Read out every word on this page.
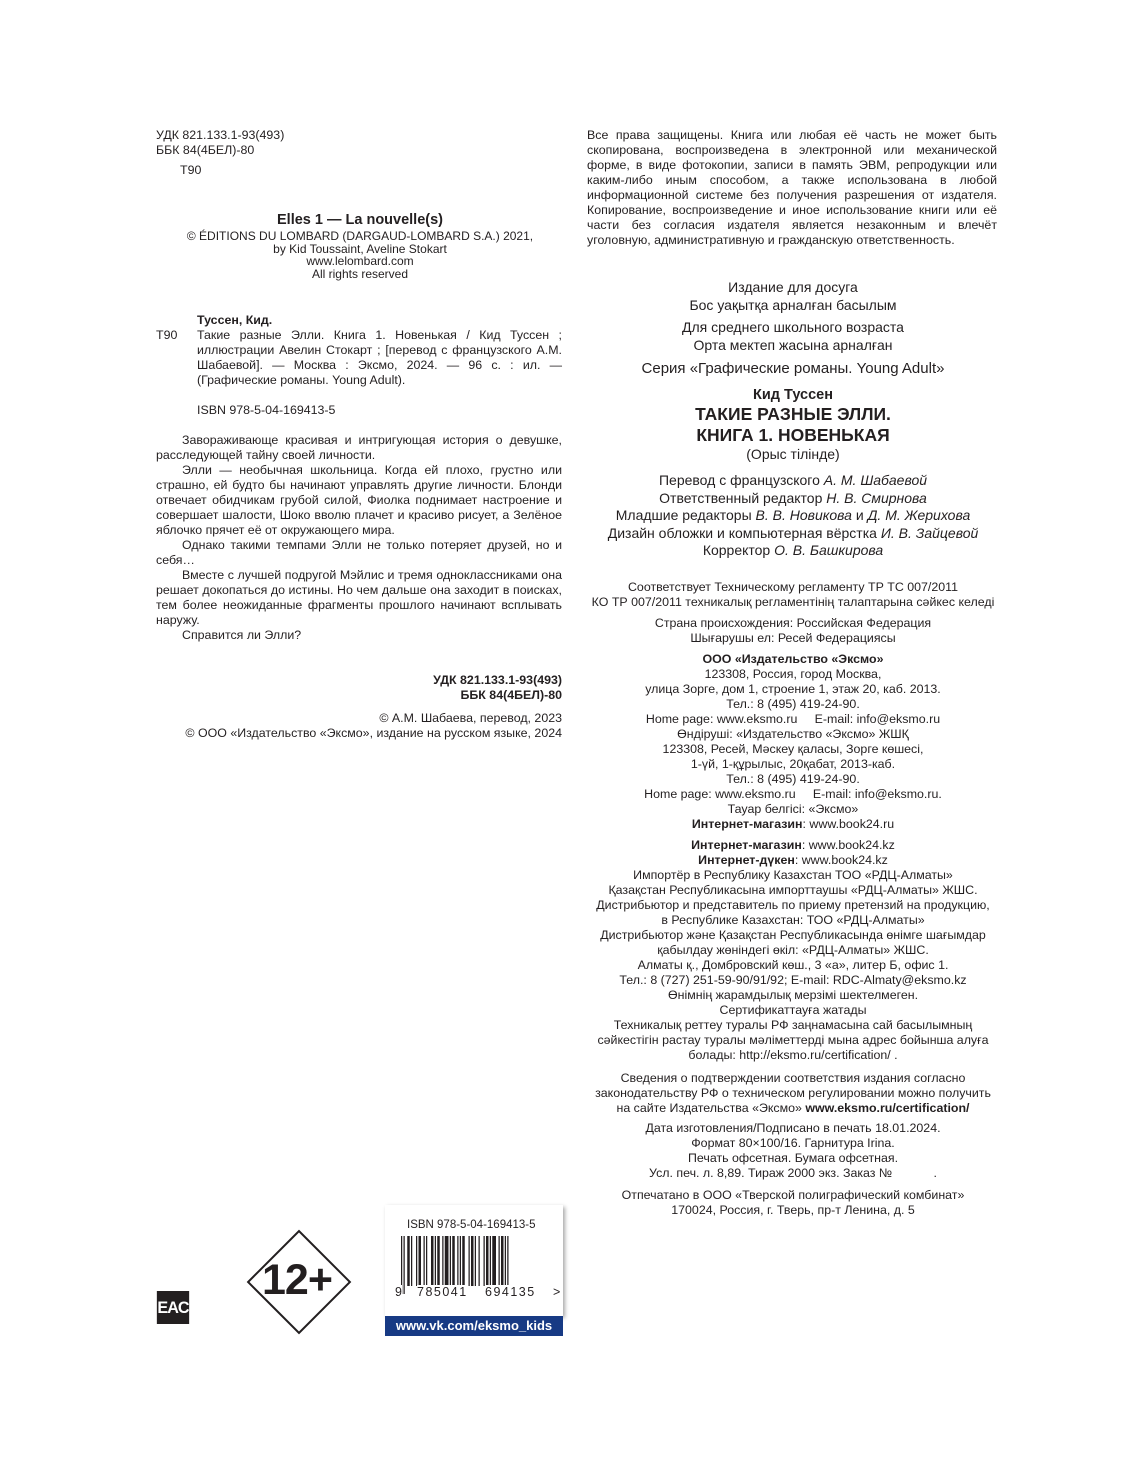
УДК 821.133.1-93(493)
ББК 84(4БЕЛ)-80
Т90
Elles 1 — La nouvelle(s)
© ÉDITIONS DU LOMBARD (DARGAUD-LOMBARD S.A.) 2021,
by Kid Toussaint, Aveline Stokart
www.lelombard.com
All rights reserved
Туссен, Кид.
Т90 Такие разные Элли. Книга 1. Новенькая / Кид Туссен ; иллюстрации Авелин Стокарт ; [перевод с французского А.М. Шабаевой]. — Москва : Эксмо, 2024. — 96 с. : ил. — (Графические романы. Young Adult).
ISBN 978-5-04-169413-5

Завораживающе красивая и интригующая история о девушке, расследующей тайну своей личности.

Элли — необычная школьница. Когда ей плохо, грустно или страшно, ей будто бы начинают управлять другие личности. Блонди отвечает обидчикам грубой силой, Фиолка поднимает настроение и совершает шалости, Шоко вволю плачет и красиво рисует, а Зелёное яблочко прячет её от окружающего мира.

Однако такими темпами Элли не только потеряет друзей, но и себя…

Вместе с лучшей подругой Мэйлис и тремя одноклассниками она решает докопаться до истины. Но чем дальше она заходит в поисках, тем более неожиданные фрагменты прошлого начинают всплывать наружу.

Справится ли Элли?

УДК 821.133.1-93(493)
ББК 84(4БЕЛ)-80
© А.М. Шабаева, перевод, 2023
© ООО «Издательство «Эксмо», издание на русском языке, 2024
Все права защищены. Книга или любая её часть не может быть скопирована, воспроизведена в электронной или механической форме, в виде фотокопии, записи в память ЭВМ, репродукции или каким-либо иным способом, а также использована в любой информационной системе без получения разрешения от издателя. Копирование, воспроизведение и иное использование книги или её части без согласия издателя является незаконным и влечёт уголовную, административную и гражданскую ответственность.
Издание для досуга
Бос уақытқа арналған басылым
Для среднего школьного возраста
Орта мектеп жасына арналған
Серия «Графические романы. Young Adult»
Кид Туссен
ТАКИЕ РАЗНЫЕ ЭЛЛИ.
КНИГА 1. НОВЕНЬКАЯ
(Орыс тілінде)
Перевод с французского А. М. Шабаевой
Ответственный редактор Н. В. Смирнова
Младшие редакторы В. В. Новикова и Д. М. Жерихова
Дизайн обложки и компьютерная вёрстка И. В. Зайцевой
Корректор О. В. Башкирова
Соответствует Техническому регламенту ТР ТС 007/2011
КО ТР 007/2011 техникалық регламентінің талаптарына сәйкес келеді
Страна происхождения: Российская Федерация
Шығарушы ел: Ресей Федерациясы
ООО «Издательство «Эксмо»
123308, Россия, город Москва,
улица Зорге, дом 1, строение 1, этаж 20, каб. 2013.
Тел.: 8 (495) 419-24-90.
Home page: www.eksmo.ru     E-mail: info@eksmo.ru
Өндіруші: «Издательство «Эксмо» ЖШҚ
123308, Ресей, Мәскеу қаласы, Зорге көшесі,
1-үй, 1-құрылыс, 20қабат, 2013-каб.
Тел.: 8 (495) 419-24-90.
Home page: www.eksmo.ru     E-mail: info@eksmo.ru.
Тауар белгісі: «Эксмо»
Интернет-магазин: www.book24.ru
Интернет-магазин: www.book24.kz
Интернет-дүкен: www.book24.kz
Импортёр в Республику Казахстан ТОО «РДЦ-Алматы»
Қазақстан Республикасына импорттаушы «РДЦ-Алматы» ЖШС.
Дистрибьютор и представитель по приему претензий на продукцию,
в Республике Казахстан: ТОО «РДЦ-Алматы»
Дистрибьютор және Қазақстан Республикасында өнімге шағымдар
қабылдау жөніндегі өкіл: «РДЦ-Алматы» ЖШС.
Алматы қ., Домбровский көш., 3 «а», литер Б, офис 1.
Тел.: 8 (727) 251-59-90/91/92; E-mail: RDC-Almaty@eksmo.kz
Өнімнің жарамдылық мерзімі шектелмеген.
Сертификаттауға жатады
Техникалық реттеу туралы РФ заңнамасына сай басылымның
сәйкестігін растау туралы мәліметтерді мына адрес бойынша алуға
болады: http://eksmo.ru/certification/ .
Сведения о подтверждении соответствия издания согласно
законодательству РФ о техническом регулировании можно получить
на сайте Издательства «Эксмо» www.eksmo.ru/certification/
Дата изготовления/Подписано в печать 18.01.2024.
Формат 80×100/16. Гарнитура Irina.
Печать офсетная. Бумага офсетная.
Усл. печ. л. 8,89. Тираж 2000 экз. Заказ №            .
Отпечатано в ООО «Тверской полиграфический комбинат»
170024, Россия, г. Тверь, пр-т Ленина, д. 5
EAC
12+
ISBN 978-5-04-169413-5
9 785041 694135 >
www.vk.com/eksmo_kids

■ Task requirements:
Find and copy each line above that includes the string "Қазақстан".

■ Task result:
Қазақстан Республикасына импорттаушы «РДЦ-Алматы» ЖШС.
Дистрибьютор және Қазақстан Республикасында өнімге шағымдар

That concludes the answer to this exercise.